start

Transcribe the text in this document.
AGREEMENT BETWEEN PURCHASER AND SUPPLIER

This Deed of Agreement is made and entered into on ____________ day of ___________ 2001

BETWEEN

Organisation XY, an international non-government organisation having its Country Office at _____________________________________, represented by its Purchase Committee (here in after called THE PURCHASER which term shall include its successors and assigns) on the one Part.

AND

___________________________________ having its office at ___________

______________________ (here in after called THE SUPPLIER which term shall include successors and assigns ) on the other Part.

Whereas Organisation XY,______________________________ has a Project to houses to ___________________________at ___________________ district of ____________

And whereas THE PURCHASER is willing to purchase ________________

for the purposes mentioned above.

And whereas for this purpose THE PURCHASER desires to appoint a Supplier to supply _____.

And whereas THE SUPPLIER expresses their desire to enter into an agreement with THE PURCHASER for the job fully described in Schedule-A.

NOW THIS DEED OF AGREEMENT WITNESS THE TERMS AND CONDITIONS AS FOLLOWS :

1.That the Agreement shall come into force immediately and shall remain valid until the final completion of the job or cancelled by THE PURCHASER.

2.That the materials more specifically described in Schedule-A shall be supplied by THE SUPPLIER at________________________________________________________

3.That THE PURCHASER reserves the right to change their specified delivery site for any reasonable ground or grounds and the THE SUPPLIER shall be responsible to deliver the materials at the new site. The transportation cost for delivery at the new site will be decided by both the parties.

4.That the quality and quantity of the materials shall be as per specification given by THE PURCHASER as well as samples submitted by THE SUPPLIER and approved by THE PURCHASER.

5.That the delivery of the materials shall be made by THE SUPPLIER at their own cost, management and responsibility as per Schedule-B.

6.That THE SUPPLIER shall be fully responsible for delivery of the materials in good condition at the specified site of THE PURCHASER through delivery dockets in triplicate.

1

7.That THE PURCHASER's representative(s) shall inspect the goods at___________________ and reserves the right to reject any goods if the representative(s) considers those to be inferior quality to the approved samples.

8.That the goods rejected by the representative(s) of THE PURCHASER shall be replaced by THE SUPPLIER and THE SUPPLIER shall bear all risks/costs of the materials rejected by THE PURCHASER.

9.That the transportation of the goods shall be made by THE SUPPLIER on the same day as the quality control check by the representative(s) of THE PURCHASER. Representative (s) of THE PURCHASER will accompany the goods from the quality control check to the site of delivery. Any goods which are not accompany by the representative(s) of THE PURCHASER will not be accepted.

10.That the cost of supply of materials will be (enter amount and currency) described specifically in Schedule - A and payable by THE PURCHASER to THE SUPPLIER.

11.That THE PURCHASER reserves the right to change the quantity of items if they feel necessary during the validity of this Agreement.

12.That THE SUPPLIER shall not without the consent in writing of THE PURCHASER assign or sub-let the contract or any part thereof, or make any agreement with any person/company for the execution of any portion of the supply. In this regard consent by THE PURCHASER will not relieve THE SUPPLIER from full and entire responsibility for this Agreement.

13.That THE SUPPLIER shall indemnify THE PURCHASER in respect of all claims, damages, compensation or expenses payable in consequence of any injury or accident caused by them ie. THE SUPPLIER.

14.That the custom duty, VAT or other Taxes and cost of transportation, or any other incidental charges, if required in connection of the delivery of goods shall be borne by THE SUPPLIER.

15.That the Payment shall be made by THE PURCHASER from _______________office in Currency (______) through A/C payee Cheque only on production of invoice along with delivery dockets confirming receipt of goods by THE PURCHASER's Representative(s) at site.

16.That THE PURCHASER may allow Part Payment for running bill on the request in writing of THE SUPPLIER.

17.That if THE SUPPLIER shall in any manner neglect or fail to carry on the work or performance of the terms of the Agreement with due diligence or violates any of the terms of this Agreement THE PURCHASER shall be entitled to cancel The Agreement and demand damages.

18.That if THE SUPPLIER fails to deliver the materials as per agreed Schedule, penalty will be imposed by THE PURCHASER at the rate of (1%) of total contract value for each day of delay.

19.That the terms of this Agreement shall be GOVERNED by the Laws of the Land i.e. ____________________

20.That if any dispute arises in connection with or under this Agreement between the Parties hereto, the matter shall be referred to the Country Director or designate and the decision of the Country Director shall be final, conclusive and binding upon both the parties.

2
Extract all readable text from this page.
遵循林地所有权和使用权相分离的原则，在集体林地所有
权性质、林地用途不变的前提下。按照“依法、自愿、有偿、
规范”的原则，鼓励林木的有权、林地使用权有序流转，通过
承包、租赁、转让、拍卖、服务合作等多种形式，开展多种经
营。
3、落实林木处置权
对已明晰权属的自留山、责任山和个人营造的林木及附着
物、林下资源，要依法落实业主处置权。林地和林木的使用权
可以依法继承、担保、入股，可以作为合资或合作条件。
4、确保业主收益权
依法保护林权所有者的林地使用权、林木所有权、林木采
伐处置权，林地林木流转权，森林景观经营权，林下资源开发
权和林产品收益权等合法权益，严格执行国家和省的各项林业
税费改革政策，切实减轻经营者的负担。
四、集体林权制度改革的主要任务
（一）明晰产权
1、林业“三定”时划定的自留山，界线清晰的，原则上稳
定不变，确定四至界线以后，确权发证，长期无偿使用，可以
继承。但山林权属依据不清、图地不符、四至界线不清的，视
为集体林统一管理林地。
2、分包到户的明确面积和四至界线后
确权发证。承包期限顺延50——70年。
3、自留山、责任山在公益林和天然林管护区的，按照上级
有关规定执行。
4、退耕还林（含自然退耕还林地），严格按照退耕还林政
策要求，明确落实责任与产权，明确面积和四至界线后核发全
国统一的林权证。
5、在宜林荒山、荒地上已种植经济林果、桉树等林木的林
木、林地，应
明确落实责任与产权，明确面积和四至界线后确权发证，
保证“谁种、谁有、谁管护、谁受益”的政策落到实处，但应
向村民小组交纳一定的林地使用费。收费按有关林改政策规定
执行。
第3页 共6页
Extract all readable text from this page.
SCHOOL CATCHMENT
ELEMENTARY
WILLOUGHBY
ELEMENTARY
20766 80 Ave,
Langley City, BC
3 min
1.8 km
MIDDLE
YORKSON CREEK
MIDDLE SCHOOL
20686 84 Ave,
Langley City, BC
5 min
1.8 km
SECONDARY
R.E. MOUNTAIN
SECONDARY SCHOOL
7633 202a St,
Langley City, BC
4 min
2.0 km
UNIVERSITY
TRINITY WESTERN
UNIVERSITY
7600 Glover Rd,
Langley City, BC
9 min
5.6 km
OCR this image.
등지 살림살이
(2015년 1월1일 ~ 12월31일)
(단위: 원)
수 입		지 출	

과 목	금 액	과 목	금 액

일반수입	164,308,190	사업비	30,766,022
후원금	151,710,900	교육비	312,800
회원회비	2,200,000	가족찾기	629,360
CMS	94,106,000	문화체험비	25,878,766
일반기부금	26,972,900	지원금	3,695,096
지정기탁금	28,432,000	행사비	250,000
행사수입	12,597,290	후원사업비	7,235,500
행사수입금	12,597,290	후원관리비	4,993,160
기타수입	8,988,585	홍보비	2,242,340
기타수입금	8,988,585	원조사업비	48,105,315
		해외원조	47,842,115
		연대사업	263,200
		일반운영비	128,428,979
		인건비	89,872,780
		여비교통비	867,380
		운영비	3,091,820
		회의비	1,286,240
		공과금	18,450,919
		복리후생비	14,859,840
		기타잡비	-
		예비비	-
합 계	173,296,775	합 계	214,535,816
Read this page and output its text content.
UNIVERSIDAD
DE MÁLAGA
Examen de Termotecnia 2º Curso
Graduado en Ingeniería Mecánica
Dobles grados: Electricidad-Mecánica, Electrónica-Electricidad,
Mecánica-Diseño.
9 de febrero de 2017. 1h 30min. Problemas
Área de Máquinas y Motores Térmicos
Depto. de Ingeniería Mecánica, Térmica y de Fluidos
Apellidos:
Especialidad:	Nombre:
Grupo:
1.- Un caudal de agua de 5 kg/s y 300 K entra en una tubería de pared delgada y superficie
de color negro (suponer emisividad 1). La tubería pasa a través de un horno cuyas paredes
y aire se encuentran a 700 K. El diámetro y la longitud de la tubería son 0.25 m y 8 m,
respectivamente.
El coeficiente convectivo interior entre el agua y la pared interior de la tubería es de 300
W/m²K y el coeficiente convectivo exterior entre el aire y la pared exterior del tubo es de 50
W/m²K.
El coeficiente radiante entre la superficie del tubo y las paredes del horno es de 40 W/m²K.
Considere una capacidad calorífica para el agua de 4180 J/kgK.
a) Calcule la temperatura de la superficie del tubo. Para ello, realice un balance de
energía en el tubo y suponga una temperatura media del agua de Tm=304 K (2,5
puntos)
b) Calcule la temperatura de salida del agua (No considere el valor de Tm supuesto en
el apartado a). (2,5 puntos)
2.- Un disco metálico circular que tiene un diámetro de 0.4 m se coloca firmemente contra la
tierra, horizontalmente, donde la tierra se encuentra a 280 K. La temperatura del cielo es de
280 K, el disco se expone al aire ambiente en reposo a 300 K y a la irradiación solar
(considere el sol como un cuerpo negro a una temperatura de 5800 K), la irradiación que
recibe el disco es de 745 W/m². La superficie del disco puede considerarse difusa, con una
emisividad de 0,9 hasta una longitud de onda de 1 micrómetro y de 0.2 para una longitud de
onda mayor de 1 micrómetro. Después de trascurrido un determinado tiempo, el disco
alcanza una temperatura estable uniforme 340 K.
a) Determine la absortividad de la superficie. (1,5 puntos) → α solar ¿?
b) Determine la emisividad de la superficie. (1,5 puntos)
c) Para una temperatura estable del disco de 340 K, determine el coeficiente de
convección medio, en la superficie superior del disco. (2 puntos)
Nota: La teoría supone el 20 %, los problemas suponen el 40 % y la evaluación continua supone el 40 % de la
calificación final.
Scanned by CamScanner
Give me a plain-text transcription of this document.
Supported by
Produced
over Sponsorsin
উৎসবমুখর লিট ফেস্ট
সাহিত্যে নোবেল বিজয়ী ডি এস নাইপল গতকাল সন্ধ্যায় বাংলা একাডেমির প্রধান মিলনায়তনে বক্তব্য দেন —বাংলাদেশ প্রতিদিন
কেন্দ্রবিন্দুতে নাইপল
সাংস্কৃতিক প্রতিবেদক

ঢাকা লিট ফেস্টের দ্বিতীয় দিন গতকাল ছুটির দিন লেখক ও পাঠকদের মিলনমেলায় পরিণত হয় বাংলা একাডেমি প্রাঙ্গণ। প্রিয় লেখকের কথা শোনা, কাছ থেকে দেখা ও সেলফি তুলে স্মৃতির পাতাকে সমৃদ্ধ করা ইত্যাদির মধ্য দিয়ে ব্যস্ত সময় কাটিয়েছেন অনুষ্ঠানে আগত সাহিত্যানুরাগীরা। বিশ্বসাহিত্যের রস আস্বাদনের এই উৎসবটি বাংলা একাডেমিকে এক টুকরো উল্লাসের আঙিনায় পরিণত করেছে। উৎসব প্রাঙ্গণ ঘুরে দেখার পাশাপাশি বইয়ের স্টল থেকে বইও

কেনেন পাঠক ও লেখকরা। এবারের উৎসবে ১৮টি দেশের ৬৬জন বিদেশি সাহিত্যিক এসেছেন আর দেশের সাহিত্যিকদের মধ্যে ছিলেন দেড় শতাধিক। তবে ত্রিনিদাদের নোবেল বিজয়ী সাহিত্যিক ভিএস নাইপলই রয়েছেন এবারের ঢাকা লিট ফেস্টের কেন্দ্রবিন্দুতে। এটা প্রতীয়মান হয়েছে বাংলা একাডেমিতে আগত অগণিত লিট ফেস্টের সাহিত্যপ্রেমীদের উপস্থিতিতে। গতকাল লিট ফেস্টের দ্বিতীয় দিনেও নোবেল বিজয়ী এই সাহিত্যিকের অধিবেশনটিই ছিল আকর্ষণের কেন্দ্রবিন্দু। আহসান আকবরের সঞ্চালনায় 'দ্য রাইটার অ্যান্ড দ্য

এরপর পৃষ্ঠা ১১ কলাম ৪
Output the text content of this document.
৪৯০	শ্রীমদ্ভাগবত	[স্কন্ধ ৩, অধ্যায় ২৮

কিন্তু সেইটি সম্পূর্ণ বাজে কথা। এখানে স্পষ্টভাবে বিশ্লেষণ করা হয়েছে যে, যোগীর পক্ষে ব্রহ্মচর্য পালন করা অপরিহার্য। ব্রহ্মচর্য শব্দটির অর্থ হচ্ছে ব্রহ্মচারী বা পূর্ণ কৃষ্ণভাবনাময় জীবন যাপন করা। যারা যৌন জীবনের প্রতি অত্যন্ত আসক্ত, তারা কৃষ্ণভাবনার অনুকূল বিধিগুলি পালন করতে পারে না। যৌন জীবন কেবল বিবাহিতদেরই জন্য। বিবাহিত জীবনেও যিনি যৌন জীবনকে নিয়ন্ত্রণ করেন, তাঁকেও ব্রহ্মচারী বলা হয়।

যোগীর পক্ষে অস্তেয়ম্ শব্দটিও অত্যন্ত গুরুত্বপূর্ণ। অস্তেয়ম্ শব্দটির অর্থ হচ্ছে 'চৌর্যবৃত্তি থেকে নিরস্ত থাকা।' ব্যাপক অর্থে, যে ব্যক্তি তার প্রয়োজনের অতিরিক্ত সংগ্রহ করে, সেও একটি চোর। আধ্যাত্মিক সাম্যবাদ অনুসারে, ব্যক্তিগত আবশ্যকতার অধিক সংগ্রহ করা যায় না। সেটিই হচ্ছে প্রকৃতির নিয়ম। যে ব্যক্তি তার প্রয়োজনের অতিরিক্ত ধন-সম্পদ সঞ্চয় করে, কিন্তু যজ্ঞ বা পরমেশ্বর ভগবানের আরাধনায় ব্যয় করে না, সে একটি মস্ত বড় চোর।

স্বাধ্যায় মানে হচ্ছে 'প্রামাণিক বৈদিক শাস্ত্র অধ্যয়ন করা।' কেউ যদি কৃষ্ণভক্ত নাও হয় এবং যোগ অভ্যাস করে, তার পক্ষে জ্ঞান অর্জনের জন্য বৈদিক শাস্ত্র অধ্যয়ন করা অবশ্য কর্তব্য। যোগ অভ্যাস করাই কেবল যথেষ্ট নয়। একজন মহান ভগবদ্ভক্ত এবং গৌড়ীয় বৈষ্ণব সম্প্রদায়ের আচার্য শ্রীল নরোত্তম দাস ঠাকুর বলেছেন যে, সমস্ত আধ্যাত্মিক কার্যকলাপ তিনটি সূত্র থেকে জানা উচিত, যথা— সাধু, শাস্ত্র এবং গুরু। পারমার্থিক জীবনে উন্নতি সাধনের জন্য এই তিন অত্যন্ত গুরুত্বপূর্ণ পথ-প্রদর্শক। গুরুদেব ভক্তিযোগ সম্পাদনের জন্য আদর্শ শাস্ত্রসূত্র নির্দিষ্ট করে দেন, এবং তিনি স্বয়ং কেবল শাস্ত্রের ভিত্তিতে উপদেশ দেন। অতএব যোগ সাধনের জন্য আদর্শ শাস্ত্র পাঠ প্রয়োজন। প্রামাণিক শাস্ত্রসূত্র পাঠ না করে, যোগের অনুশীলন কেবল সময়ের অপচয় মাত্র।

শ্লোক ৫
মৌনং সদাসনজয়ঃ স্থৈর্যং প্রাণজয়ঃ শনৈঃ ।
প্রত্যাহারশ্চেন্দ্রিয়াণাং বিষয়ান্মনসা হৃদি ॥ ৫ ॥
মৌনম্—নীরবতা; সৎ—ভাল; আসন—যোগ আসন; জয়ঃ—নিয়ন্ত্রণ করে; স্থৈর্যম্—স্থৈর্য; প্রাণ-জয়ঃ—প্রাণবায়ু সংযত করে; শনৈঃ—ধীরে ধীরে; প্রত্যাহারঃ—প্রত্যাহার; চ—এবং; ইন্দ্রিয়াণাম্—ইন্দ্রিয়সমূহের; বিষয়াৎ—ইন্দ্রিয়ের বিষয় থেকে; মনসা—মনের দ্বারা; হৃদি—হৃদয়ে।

end

*Written task*. Show each line of the data that contains the string "negro".

*Correct answer*.
de color negro (suponer emisividad 1). La tubería pasa a través de un horno cuyas paredes
(considere el sol como un cuerpo negro a una temperatura de 5800 K), la irradiación que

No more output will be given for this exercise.